*Items*.
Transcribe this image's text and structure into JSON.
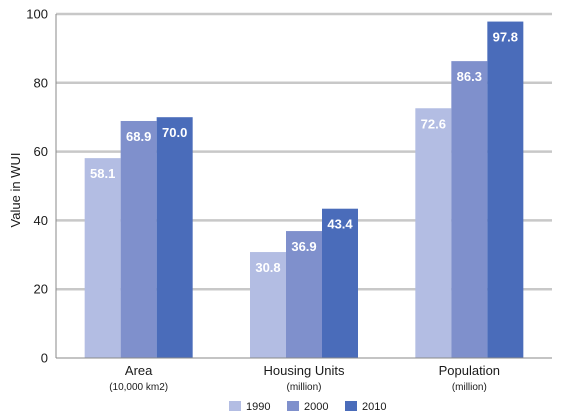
{
  "chart_data": {
    "type": "bar",
    "ylabel": "Value in WUI",
    "ylim": [
      0,
      100
    ],
    "yticks": [
      0,
      20,
      40,
      60,
      80,
      100
    ],
    "grid": true,
    "legend_position": "bottom",
    "categories": [
      "Area",
      "Housing Units",
      "Population"
    ],
    "category_sublabels": [
      "(10,000 km2)",
      "(million)",
      "(million)"
    ],
    "series": [
      {
        "name": "1990",
        "color": "#b3bde3",
        "values": [
          58.1,
          30.8,
          72.6
        ]
      },
      {
        "name": "2000",
        "color": "#7f90cc",
        "values": [
          68.9,
          36.9,
          86.3
        ]
      },
      {
        "name": "2010",
        "color": "#4a6cba",
        "values": [
          70.0,
          43.4,
          97.8
        ]
      }
    ],
    "data_labels": [
      [
        "58.1",
        "30.8",
        "72.6"
      ],
      [
        "68.9",
        "36.9",
        "86.3"
      ],
      [
        "70.0",
        "43.4",
        "97.8"
      ]
    ],
    "colors": {
      "grid": "#c8c8c8",
      "axis": "#8a8a8a",
      "label": "#ffffff"
    }
  }
}
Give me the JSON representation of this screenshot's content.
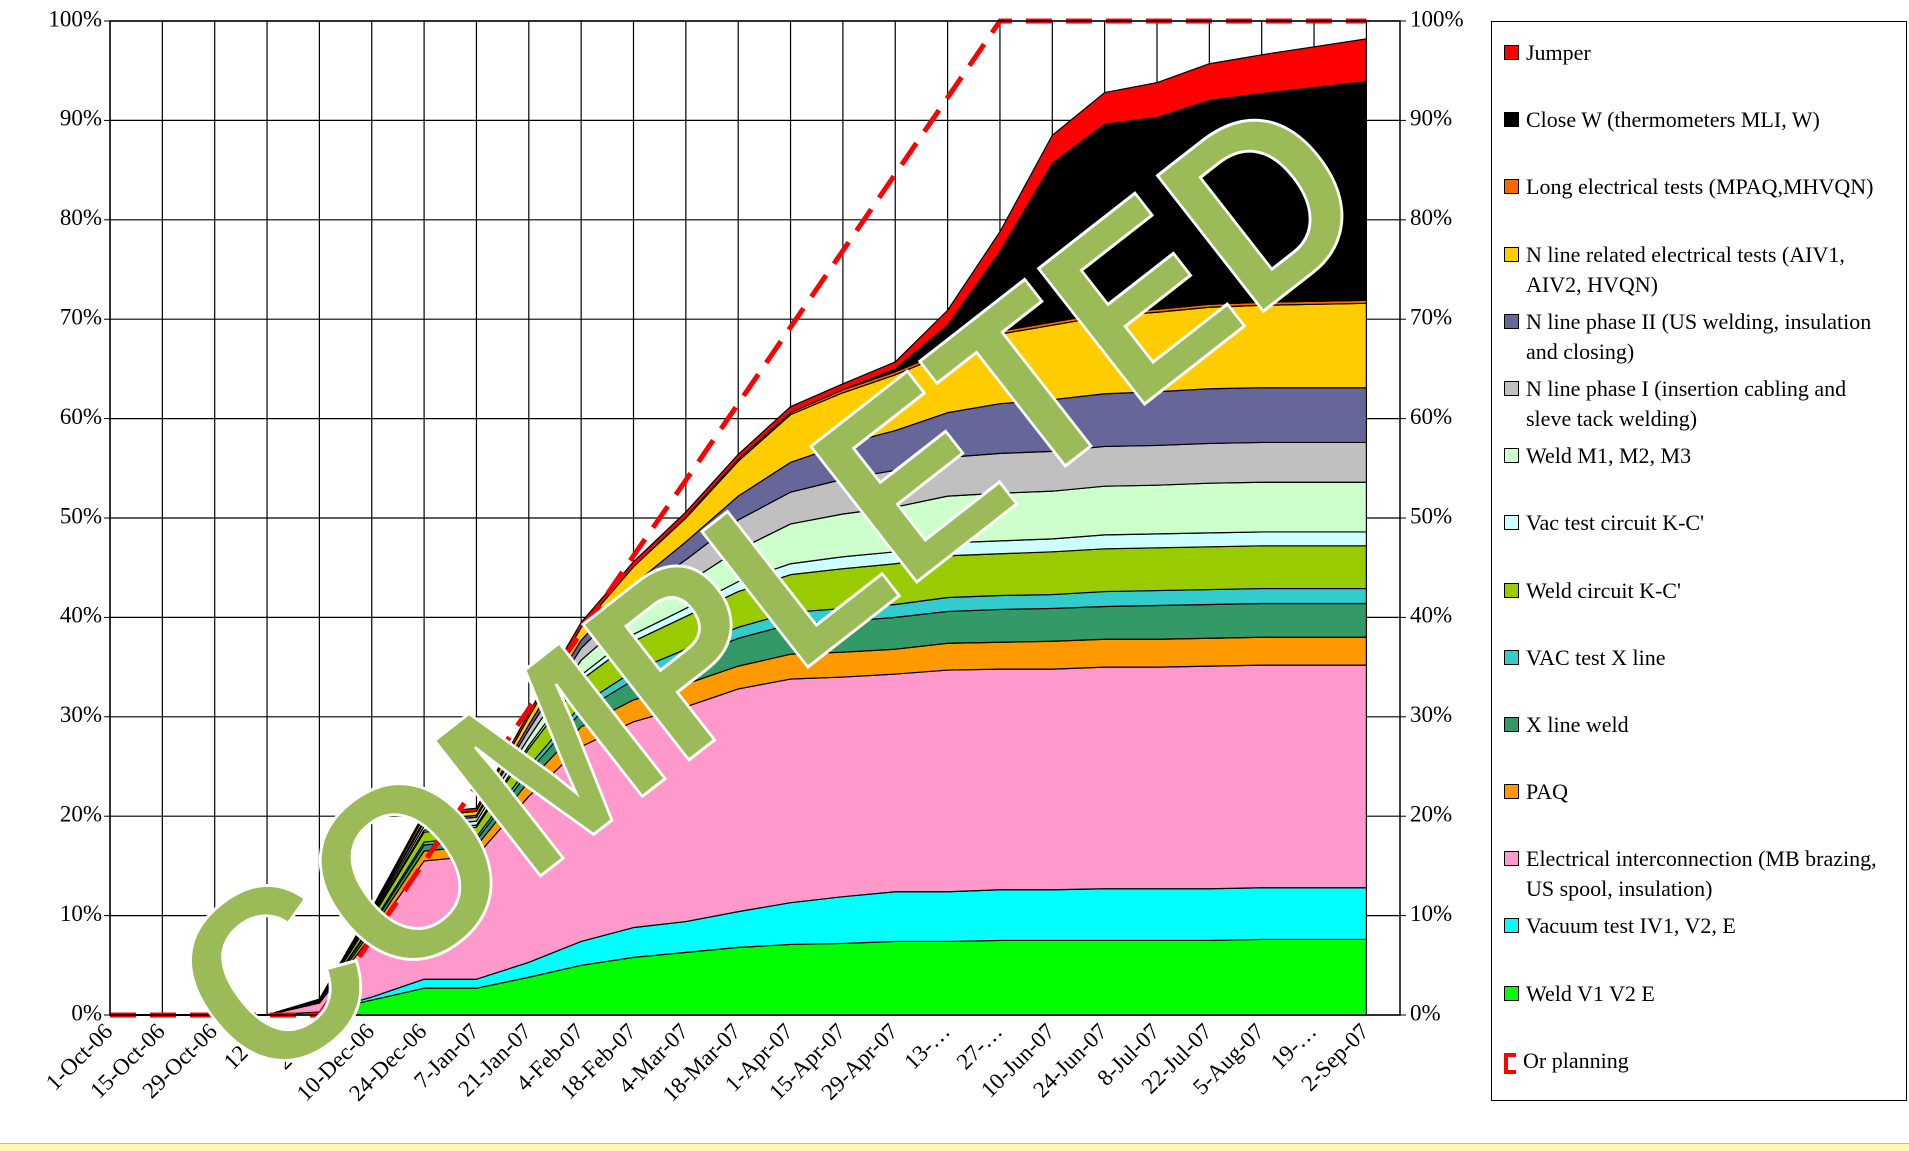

*What is expected*. Within the listing above, find every line containing the string "this" and return it.

*Exercise solution*.
Transcribe this image's text and structure into JSON.
Give me the JSON representation of this screenshot's content.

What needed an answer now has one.